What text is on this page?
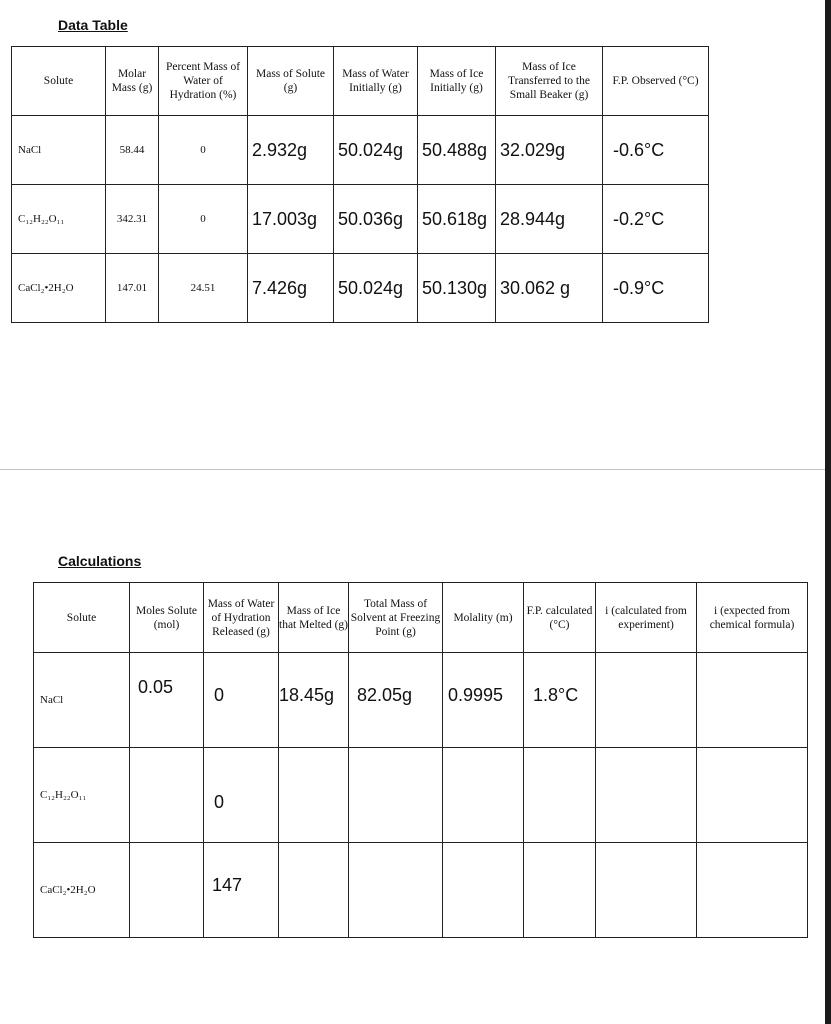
Data Table
Solute	Molar Mass (g)	Percent Mass of Water of Hydration (%)	Mass of Solute (g)	Mass of Water Initially (g)	Mass of Ice Initially (g)	Mass of Ice Transferred to the Small Beaker (g)	F.P. Observed (°C)
NaCl	58.44	0	2.932g	50.024g	50.488g	32.029g	-0.6°C
C₁₂H₂₂O₁₁	342.31	0	17.003g	50.036g	50.618g	28.944g	-0.2°C
CaCl₂•2H₂O	147.01	24.51	7.426g	50.024g	50.130g	30.062 g	-0.9°C
Calculations
Solute	Moles Solute (mol)	Mass of Water of Hydration Released (g)	Mass of Ice that Melted (g)	Total Mass of Solvent at Freezing Point (g)	Molality (m)	F.P. calculated (°C)	i (calculated from experiment)	i (expected from chemical formula)
NaCl	0.05	0	18.45g	82.05g	0.9995	1.8°C		
C₁₂H₂₂O₁₁		0						
CaCl₂•2H₂O		147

» **EXERCISE INSTRUCTIONS**
Without including any pictures, please restate all the records exactly.

» **RESPONSE TO THIS TASK**
What text is on this page?
Data Table
Solute	Molar Mass (g)	Percent Mass of Water of Hydration (%)	Mass of Solute (g)	Mass of Water Initially (g)	Mass of Ice Initially (g)	Mass of Ice Transferred to the Small Beaker (g)	F.P. Observed (°C)
NaCl	58.44	0	2.932g	50.024g	50.488g	32.029g	-0.6°C
C₁₂H₂₂O₁₁	342.31	0	17.003g	50.036g	50.618g	28.944g	-0.2°C
CaCl₂•2H₂O	147.01	24.51	7.426g	50.024g	50.130g	30.062 g	-0.9°C
Calculations
Solute	Moles Solute (mol)	Mass of Water of Hydration Released (g)	Mass of Ice that Melted (g)	Total Mass of Solvent at Freezing Point (g)	Molality (m)	F.P. calculated (°C)	i (calculated from experiment)	i (expected from chemical formula)
NaCl	0.05	0	18.45g	82.05g	0.9995	1.8°C		
C₁₂H₂₂O₁₁		0						
CaCl₂•2H₂O		147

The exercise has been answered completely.